Your tasks:
[a] Answer these questions about the Romanian train-travel account, marking each answer as its question is marked:
(i) What did the ticket cost?
(ii) Where does the younger lady go after getting up and leaving?
(iii) Where does the Conductor go after he shrugs?
[b] Carry on the Romanian train-travel account from its final sentence.

### Document extract

So First Class travel eh?
Sure I’ll give it a crack!
Romantic visions of every movie I’ve seen about luxurious European train travel flickered through my mind as I booked the ticket online through the Romanian Train Ticketing system.
Chuffing through the dark Romanian forests and winding through the fairytale Carpathian Mountain tunnels, white smoke billowing from the tunnels mouth as the train chuffs through…maybe even a murder!
For $30 ! Yes please.
Well Chief…missed it by THAT much.
The reality is all commuter train and allocated seating in our cosy little first class Hell; it’s glass, 32+ degrees outside and blazing sun; the compartment is full, the aircon doesn’t work and we can’t open the windows.
I burst immediately into a lathering sweat as soon as I sit down, as do the rest of the passengers.
Not quite what I imagined but it explains the raised eyebrows and mild amusement when I mentioned to Oana that I was traveling by train.
Awesome: we may die of heat exhaustion but at least the train left on time 🙂 …my seat mates are an older couple that speak no English and a younger lady that does but is totally occupied with staying cool cool cool and her Iphone.
I say ‘Hi’ and she gets up and leaves, heading down to 2nd Class where the aircon is working and takes the last spare seat.
Dammit, wish I’d thought of that.
It’s super hot today (Europe’s having a heatwave, not a tropical heatwave, but a heatwave nonetheless…) and being sealed in this train is not fun at all so far as the drippy layer of whole body sweat slowly dries out and my poor self acclimatises to the oven-like heat in this 2 carriage glass coffin.
Even the locals in First Class are suffering from heat fatigue and they ask the Conductor about it.
He shrugs and walks back into the air conditioned drivers cabin.
There may well be a murder yet.
It’s baking out there!
Let’s try distraction.
Train travel allows for the rare luxury of writing and going somewhere simultaneously and not having to drive!

######
### Dataset excerpts

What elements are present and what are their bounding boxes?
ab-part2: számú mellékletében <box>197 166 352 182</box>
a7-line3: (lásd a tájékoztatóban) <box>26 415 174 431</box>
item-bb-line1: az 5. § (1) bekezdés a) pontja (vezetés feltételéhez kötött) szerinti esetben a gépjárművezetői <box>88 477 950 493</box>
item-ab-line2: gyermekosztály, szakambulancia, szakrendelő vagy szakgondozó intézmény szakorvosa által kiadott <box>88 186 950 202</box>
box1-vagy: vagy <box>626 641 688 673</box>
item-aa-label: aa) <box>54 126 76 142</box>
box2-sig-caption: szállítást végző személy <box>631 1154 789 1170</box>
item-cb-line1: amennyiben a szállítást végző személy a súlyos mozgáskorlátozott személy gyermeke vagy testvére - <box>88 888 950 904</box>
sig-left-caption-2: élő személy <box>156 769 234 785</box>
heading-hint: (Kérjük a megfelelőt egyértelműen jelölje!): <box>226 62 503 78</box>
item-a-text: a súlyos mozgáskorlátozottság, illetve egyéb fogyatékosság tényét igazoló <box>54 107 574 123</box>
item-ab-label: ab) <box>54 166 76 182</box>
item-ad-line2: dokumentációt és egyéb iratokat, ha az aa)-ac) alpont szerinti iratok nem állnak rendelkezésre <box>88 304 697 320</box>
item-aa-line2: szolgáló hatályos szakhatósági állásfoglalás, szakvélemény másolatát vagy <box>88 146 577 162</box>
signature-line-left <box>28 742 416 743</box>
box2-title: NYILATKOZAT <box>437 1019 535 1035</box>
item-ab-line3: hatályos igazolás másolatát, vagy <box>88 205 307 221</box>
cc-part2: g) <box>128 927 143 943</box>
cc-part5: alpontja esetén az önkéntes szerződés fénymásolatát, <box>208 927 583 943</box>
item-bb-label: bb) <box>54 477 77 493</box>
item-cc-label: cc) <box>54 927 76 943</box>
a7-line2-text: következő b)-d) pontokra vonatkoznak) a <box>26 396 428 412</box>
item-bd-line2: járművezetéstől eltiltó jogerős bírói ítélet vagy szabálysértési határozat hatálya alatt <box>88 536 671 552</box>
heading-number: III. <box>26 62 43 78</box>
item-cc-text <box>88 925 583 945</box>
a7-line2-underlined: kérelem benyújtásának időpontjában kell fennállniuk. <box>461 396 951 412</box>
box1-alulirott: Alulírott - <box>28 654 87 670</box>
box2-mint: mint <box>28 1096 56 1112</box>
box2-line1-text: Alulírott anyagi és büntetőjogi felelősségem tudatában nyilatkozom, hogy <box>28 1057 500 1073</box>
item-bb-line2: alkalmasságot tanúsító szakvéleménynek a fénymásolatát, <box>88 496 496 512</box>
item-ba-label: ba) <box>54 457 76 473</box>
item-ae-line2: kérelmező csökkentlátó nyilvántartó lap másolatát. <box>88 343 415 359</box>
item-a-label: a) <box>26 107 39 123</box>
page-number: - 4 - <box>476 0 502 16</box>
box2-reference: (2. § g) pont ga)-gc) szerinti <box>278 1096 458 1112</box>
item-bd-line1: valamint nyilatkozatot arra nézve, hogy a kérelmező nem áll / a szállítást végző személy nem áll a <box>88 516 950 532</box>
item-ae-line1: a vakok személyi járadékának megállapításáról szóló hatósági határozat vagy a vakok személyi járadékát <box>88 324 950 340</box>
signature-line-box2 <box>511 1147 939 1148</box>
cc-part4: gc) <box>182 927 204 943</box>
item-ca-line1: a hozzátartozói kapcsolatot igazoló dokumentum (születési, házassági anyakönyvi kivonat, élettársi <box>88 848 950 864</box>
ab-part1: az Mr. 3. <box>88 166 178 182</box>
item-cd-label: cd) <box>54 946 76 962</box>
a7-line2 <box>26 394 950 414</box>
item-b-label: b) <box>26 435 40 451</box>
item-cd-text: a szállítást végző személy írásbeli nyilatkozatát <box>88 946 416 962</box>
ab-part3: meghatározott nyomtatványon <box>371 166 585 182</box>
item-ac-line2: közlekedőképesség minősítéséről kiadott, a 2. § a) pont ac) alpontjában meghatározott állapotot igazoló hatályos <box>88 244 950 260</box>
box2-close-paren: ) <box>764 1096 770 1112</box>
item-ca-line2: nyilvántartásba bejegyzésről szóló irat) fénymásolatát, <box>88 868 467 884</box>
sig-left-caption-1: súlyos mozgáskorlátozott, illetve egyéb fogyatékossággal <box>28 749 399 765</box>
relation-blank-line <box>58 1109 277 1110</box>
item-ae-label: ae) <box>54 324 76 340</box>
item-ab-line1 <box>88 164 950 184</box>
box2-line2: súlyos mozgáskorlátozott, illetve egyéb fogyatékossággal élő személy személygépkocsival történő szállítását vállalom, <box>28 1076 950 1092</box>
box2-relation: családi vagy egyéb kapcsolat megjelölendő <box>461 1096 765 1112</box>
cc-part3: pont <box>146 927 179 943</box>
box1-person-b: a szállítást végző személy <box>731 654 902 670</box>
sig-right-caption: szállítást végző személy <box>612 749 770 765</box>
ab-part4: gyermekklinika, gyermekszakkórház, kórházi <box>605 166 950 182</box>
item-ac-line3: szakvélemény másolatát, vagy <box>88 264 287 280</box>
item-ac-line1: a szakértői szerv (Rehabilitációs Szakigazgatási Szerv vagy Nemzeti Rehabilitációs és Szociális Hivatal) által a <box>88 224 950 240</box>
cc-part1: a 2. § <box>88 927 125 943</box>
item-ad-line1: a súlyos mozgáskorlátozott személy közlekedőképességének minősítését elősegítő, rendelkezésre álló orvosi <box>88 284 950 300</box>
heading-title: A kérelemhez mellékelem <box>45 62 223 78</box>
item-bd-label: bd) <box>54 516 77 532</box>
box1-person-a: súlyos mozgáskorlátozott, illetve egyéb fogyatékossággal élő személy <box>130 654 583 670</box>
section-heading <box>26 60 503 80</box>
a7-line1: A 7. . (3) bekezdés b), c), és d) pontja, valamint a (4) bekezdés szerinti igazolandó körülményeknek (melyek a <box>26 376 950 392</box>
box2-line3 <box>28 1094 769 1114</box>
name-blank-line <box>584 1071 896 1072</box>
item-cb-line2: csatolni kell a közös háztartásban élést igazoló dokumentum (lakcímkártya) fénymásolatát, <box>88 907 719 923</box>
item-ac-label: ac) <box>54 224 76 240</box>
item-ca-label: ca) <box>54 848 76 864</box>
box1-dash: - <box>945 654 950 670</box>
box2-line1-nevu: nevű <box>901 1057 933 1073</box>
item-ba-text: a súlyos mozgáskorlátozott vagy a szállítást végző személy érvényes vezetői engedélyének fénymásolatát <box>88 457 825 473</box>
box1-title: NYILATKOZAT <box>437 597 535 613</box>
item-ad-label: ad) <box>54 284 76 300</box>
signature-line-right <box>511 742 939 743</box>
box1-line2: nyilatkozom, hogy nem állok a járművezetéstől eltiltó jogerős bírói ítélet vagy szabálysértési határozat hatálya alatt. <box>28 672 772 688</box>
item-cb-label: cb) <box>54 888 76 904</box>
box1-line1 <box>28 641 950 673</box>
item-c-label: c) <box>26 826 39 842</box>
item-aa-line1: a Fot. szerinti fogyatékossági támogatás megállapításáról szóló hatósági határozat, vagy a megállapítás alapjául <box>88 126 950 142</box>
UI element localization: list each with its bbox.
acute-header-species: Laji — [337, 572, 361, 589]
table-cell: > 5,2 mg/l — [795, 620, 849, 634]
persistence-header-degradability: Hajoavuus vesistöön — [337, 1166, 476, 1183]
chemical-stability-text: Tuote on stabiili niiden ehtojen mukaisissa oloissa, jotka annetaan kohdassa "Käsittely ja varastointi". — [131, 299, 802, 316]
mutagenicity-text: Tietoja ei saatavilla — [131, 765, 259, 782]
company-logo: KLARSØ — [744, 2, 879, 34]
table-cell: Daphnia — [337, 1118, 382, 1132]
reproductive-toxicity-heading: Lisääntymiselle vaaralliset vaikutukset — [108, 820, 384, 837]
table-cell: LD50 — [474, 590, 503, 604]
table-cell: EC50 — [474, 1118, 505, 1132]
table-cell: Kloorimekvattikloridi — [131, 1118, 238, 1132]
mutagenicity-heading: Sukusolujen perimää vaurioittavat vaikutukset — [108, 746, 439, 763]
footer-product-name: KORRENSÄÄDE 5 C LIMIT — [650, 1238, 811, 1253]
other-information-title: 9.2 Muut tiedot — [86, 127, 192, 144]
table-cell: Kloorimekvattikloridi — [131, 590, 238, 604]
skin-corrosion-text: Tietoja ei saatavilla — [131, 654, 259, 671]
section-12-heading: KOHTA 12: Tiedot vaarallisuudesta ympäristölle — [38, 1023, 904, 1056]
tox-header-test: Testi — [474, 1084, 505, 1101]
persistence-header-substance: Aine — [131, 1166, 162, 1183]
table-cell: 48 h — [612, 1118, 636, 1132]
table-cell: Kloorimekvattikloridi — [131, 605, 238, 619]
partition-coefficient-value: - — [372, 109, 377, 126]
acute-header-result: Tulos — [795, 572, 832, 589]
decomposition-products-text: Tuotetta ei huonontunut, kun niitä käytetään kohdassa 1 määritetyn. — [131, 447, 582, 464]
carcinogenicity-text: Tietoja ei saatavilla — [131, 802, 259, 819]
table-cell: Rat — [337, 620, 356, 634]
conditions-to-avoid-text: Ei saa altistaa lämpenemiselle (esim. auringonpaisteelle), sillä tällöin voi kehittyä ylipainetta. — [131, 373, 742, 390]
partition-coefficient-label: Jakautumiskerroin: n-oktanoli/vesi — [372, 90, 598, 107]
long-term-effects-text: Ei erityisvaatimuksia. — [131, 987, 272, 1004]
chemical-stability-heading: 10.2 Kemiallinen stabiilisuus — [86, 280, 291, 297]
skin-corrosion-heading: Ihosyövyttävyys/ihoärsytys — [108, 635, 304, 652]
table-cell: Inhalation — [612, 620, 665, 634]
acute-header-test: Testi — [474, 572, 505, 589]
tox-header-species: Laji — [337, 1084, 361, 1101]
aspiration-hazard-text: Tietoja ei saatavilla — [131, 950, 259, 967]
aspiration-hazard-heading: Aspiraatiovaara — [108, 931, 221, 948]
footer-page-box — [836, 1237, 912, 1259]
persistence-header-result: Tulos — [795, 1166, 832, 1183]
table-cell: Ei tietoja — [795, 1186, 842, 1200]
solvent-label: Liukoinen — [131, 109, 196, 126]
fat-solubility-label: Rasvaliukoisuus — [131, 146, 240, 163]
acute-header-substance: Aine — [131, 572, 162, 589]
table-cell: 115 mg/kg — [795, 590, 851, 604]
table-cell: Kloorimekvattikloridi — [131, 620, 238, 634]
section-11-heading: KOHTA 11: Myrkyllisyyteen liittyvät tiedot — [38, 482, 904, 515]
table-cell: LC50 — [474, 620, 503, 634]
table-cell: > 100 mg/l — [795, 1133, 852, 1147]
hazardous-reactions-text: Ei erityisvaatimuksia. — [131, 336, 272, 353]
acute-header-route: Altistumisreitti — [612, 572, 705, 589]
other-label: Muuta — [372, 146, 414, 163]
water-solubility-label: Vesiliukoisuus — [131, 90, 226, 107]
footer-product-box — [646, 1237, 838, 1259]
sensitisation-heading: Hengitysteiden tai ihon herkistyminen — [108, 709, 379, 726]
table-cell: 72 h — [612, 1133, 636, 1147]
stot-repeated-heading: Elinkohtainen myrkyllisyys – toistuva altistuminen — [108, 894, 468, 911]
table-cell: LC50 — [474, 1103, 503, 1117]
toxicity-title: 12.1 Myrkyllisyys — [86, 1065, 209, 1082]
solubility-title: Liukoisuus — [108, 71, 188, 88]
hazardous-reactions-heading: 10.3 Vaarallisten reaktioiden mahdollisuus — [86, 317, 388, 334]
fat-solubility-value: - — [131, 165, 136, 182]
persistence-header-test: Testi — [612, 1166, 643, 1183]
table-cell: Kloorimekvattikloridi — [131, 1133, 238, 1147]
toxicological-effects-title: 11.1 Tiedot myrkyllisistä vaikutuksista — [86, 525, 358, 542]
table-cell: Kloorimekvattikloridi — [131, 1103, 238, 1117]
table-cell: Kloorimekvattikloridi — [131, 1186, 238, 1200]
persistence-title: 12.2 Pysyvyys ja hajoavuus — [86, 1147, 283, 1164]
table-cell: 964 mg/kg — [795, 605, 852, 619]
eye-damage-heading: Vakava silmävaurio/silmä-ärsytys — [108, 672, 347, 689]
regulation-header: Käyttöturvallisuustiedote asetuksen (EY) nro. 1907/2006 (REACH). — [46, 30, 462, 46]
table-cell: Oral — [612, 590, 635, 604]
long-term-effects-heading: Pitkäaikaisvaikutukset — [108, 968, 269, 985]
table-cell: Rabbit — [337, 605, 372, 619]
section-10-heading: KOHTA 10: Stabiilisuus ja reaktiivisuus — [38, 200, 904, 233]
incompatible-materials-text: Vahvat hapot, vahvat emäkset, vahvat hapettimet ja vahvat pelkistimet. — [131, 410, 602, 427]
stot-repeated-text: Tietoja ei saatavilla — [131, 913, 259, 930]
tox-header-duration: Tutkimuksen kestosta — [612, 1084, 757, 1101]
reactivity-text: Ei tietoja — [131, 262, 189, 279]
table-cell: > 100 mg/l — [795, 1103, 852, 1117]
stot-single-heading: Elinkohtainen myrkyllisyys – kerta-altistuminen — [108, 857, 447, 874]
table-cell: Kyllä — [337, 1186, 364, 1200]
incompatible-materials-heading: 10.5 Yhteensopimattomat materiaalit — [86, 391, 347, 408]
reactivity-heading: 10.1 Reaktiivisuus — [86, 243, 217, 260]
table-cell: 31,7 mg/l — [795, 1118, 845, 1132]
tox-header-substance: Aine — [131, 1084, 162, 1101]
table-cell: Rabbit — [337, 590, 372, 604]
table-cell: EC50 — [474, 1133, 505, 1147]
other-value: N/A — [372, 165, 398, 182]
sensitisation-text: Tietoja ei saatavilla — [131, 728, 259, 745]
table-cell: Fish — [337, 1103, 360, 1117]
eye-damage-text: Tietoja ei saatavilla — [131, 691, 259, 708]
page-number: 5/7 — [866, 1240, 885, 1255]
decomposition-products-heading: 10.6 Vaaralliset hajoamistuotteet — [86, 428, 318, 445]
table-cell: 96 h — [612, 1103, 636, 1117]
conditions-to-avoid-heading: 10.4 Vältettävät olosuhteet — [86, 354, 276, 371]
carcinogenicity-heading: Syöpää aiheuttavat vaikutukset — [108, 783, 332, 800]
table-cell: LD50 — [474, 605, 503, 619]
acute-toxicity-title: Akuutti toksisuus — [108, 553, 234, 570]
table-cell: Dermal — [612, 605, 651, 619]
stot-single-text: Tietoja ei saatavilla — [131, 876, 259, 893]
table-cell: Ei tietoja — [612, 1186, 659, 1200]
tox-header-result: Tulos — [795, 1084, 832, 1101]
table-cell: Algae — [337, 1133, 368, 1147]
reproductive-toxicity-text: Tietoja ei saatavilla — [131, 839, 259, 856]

######

Task-by-task results:
[a]
(i) $30.
(ii) Down to 2nd Class, where the aircon is working, and she takes the last spare seat.
(iii) Back into the air conditioned drivers cabin.

[b]
The landscape flashing by is much like where I come from (🇦🇺 Australia) and strangely familiar: expansive rolling hills and fields of mown green grass fringed with low trees blurring to groves of stone fruit orchards – nectarines, cherries, peaches – flicking to expansive stubbled deserts of dry straw haystacks pebbled with brown-green hay bales flipping to endless green and yellow seas of sunflowers 🌻, all wilting slightly in the summer heat, heads down like an old man having a snooze after a big dinner and a snifter of brandy.
What is surprising though are the number of small hamlets and marginally larger towns dotting the way – every few kilometers there seems to be a new little village with a tall steepled church and a little railway siding, a few tall red brick or metal and concrete grain silos, and little red roofed 🏠.
So many villages!
It’s super duper rural in places though and here the sunflower fields and tall corn literally seem to vanish over the horizon.
At each level crossing, the train 🚊 lets loose a blast or two of its tinny whistle – a somewhat half hearted and rather breathy “MEEeeeep…” – to shoo cars and carts and the odd cow off the track (by causing them to roll away laughing I expect)
So what the Hell am I doing on a train?
I’m in my way to Cluj Napoca, Romania’s 4th largest city but I’ve decided to travel by train via Oradea ( in the North) and then cut through the mountains ⛰ to see what’s what – I should be in Cluj by 10pm.
So 6 hour train ride and free sightseeing tour! Yay!
Let’s go live!
Ticket inspectors move through the cabin, punching tickets and checking ID – I’d been warned about these guys and I think I have everything in order. Surprisingly they give only a cursory glance at my photo ID and printed ticket so after a quick hand written notation by the inspector, they move on.
*More than a little disappointed I think that he couldn’t find anything wrong with my ticket or credentials and so couldn’t fine me.
He’s not done yet though and gives the older man across from me a hard time about his ID and a bit of an argument occurs about something (I know not what) and THEN has a crack at the older mans wife.
There’s are mildly raised voices, wavy hands and pointy fingers as it escalates to when they get issued a fine (i think) – in any case they get handed another type of ticket by a satisfied looking ticket inspector and they are not happy about it.
The man digs out his wallet and pulls a few extra bills out. Hands it to the Inspector, who writes out a new ticket and gives it to the man, who is still not happy, and gives he Inspector another mouthful.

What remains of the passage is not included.